Look for the string "Vietcombank" and copy every line that has it.

====

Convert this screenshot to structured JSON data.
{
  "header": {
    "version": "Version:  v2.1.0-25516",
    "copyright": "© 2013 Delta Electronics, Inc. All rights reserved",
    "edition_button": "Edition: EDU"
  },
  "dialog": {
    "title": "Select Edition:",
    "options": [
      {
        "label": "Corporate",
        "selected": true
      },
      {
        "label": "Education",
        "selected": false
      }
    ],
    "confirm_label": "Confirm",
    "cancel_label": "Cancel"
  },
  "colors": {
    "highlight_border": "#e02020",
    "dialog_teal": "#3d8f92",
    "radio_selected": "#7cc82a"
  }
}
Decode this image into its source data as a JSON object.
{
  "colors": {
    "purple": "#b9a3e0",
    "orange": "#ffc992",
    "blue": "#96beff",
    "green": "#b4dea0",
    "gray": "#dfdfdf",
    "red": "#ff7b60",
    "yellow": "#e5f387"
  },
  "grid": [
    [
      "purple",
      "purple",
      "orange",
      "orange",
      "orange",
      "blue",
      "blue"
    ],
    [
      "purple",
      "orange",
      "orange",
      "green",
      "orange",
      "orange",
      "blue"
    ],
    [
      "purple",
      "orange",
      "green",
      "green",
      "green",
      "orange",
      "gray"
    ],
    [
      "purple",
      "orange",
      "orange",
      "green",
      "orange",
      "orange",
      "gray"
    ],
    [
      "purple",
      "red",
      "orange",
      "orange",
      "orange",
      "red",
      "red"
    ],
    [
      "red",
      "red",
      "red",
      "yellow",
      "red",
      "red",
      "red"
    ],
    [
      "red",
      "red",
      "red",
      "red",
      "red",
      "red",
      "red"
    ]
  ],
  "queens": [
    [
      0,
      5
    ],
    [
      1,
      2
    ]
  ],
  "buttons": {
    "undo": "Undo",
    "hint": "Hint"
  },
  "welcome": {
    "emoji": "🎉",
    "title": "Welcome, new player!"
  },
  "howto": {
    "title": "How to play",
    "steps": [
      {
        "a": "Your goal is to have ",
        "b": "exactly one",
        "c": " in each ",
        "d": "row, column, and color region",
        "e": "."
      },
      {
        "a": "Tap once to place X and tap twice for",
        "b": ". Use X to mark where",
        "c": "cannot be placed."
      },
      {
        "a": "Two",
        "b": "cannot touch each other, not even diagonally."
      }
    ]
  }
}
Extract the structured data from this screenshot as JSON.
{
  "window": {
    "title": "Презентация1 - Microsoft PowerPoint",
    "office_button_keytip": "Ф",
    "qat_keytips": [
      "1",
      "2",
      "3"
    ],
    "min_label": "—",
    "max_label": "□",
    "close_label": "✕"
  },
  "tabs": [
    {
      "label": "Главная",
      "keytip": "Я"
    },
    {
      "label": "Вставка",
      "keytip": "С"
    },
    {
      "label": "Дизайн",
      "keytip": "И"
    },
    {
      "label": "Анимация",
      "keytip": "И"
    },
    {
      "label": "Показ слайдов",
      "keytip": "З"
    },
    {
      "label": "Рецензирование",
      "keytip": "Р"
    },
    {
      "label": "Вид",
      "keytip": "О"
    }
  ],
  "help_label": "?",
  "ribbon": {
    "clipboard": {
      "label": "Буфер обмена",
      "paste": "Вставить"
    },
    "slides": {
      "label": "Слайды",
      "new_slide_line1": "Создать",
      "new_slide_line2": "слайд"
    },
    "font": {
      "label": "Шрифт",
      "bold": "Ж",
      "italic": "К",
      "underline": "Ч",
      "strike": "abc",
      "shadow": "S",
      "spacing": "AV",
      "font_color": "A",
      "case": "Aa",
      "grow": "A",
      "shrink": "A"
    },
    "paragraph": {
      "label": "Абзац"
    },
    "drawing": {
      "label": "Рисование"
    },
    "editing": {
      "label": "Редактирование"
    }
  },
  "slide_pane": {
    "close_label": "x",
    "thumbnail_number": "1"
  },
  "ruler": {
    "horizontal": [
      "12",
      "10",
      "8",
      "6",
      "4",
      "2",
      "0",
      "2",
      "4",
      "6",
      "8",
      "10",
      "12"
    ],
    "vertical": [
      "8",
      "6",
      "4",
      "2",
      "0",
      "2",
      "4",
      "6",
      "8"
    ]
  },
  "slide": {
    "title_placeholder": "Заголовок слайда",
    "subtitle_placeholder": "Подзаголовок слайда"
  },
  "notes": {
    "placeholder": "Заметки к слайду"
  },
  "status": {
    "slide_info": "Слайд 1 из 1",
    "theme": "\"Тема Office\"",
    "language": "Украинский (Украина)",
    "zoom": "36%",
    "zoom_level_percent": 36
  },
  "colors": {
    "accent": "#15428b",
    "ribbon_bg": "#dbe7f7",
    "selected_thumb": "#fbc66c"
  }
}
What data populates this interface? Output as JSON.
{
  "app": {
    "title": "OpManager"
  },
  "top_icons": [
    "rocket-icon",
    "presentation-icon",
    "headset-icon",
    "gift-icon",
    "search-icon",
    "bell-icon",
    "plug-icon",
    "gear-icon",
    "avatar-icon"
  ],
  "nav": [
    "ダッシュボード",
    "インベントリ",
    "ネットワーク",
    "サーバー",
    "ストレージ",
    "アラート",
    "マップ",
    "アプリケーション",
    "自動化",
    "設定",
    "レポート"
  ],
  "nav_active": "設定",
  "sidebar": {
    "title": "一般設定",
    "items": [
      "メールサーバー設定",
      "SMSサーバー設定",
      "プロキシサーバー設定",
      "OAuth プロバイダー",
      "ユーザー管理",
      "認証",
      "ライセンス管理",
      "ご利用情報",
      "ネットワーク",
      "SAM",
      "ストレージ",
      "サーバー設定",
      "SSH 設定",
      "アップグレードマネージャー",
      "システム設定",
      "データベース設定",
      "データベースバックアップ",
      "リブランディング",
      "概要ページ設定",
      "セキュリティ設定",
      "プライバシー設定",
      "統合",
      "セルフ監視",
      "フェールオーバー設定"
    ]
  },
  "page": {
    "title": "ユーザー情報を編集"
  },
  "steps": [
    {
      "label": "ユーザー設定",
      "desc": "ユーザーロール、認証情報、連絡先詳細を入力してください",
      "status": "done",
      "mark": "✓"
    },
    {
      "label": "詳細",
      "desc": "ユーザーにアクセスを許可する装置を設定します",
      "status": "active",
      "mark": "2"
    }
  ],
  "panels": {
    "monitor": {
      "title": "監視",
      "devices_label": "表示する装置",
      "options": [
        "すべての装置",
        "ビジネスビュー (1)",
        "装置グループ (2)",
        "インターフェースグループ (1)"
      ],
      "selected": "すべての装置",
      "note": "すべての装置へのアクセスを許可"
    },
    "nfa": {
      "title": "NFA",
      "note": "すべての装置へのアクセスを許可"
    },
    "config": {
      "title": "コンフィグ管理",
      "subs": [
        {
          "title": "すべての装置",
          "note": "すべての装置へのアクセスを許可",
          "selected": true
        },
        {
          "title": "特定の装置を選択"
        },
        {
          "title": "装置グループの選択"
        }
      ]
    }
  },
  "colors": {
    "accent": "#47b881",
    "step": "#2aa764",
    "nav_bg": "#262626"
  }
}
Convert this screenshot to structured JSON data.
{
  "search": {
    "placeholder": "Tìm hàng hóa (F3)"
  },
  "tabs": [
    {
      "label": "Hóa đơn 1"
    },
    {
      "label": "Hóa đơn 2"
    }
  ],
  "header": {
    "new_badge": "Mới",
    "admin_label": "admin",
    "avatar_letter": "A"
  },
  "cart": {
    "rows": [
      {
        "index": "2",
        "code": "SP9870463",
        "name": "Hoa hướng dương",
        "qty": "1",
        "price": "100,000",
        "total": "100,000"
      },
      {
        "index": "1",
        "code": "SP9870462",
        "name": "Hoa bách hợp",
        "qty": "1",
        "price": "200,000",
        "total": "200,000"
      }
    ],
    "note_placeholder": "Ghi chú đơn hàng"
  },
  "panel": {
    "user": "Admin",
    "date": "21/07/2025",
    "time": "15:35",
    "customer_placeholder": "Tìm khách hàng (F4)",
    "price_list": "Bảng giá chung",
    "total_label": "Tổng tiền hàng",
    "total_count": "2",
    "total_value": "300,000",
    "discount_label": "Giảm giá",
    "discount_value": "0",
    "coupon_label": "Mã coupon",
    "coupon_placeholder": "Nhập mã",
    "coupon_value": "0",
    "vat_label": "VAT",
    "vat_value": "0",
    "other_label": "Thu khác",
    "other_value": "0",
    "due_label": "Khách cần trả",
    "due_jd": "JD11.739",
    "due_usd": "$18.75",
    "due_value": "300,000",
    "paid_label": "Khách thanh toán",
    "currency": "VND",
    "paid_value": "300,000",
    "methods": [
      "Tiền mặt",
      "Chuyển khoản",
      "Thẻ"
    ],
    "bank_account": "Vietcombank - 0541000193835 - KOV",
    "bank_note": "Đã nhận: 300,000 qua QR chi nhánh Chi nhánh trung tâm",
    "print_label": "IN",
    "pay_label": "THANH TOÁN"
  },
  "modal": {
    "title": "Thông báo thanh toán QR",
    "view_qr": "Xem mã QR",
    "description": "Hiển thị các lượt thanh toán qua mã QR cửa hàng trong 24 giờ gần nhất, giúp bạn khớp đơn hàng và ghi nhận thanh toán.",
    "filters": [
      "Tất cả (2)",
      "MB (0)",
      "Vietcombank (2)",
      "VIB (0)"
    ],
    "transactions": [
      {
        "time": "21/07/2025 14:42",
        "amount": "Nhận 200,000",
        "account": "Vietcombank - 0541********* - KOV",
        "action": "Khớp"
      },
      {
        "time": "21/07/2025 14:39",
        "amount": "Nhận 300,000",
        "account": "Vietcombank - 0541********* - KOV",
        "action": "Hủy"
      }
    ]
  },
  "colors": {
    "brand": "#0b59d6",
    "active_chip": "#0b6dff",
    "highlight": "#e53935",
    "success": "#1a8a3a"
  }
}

====

→ **OUTPUT**:
    "bank_account": "Vietcombank - 0541000193835 - KOV",
      "Vietcombank (2)",
        "account": "Vietcombank - 0541********* - KOV",
        "account": "Vietcombank - 0541********* - KOV",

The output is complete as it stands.